(Data records)
━━━━━━━━━━━━━━━━━━━━━━━━━━━━━━
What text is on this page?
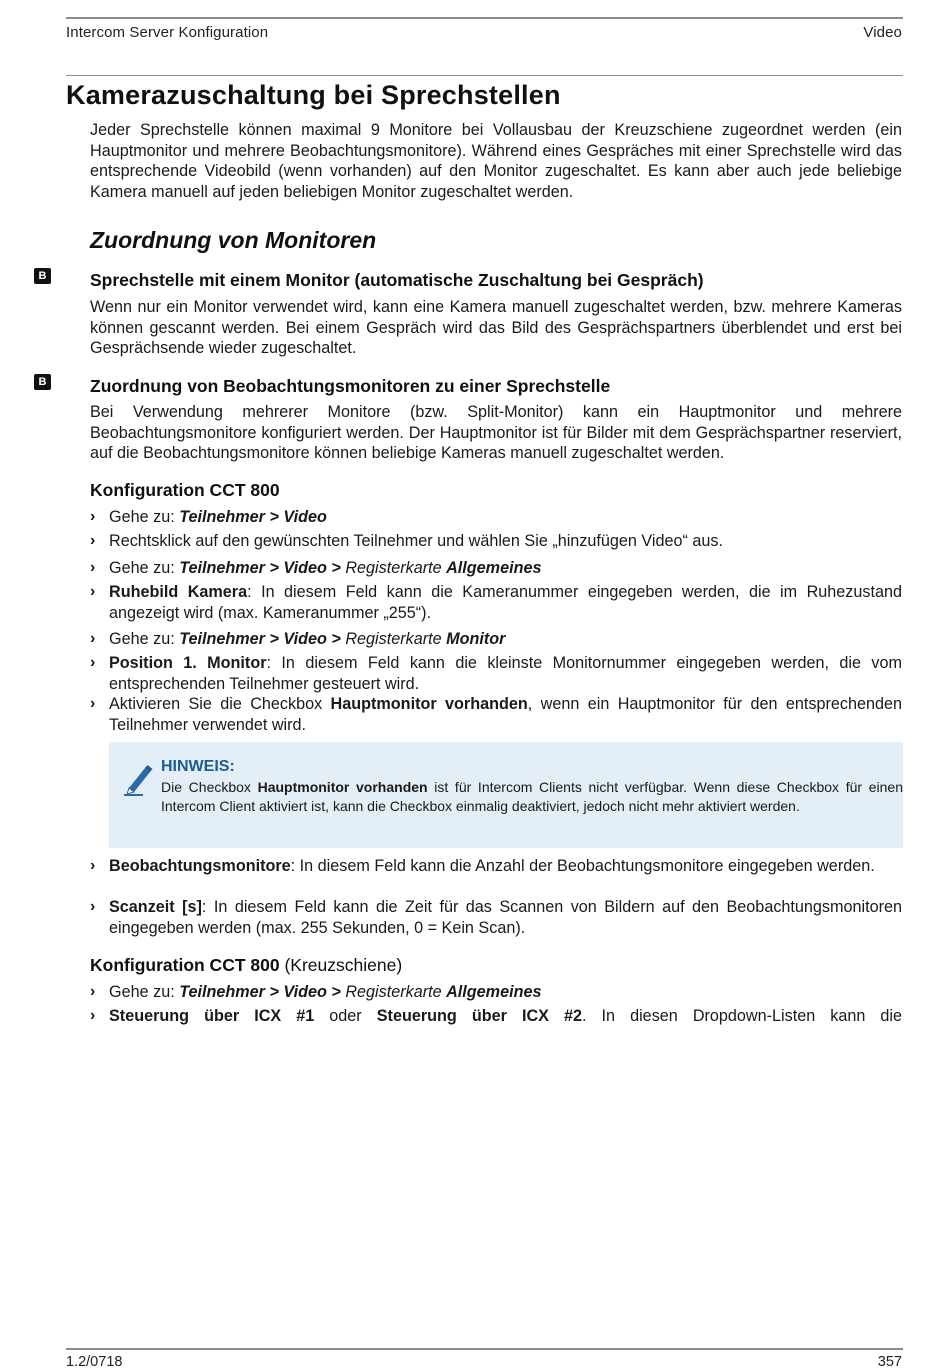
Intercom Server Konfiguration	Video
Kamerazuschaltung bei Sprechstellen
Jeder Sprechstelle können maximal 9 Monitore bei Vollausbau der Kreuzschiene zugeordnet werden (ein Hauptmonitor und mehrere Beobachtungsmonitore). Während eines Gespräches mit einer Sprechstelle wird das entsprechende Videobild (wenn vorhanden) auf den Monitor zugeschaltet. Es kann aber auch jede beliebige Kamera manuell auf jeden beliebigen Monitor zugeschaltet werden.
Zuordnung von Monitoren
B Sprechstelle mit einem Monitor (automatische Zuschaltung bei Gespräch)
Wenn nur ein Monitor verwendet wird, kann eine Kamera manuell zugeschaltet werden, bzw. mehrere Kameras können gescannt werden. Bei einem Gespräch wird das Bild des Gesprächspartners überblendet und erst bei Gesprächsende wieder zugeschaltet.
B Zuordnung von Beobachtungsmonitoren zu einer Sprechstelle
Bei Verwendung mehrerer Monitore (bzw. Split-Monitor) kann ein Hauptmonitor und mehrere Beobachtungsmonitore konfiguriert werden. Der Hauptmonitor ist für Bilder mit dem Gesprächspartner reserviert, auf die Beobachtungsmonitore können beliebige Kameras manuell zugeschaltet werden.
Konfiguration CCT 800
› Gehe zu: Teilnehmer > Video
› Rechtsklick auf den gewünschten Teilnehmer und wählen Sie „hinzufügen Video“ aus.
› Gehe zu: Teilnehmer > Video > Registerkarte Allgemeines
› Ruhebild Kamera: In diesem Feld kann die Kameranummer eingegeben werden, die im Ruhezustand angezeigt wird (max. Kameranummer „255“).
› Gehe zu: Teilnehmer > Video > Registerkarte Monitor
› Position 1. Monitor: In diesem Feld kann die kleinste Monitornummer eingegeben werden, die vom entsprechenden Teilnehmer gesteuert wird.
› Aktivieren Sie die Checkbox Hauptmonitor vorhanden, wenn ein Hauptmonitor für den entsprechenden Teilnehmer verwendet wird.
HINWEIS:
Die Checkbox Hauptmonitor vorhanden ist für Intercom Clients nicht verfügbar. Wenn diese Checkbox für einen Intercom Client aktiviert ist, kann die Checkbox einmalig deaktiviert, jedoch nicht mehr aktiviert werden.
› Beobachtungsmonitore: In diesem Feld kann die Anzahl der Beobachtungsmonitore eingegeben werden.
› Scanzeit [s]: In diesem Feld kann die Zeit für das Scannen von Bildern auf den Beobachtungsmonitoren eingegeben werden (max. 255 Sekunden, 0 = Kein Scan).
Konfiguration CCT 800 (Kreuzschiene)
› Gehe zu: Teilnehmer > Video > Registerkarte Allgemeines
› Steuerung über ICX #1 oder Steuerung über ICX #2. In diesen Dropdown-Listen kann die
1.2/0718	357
━━━━━━━━━━━━━━━━━━━━━━━━━━━━━━
### TASK TO CARRY OUT
Output, exactly, all the records above; include no pictures.

### FINAL ANSWER
What text is on this page?
Intercom Server Konfiguration	Video
Kamerazuschaltung bei Sprechstellen
Jeder Sprechstelle können maximal 9 Monitore bei Vollausbau der Kreuzschiene zugeordnet werden (ein Hauptmonitor und mehrere Beobachtungsmonitore). Während eines Gespräches mit einer Sprechstelle wird das entsprechende Videobild (wenn vorhanden) auf den Monitor zugeschaltet. Es kann aber auch jede beliebige Kamera manuell auf jeden beliebigen Monitor zugeschaltet werden.
Zuordnung von Monitoren
B Sprechstelle mit einem Monitor (automatische Zuschaltung bei Gespräch)
Wenn nur ein Monitor verwendet wird, kann eine Kamera manuell zugeschaltet werden, bzw. mehrere Kameras können gescannt werden. Bei einem Gespräch wird das Bild des Gesprächspartners überblendet und erst bei Gesprächsende wieder zugeschaltet.
B Zuordnung von Beobachtungsmonitoren zu einer Sprechstelle
Bei Verwendung mehrerer Monitore (bzw. Split-Monitor) kann ein Hauptmonitor und mehrere Beobachtungsmonitore konfiguriert werden. Der Hauptmonitor ist für Bilder mit dem Gesprächspartner reserviert, auf die Beobachtungsmonitore können beliebige Kameras manuell zugeschaltet werden.
Konfiguration CCT 800
› Gehe zu: Teilnehmer > Video
› Rechtsklick auf den gewünschten Teilnehmer und wählen Sie „hinzufügen Video“ aus.
› Gehe zu: Teilnehmer > Video > Registerkarte Allgemeines
› Ruhebild Kamera: In diesem Feld kann die Kameranummer eingegeben werden, die im Ruhezustand angezeigt wird (max. Kameranummer „255“).
› Gehe zu: Teilnehmer > Video > Registerkarte Monitor
› Position 1. Monitor: In diesem Feld kann die kleinste Monitornummer eingegeben werden, die vom entsprechenden Teilnehmer gesteuert wird.
› Aktivieren Sie die Checkbox Hauptmonitor vorhanden, wenn ein Hauptmonitor für den entsprechenden Teilnehmer verwendet wird.
HINWEIS:
Die Checkbox Hauptmonitor vorhanden ist für Intercom Clients nicht verfügbar. Wenn diese Checkbox für einen Intercom Client aktiviert ist, kann die Checkbox einmalig deaktiviert, jedoch nicht mehr aktiviert werden.
› Beobachtungsmonitore: In diesem Feld kann die Anzahl der Beobachtungsmonitore eingegeben werden.
› Scanzeit [s]: In diesem Feld kann die Zeit für das Scannen von Bildern auf den Beobachtungsmonitoren eingegeben werden (max. 255 Sekunden, 0 = Kein Scan).
Konfiguration CCT 800 (Kreuzschiene)
› Gehe zu: Teilnehmer > Video > Registerkarte Allgemeines
› Steuerung über ICX #1 oder Steuerung über ICX #2. In diesen Dropdown-Listen kann die
1.2/0718	357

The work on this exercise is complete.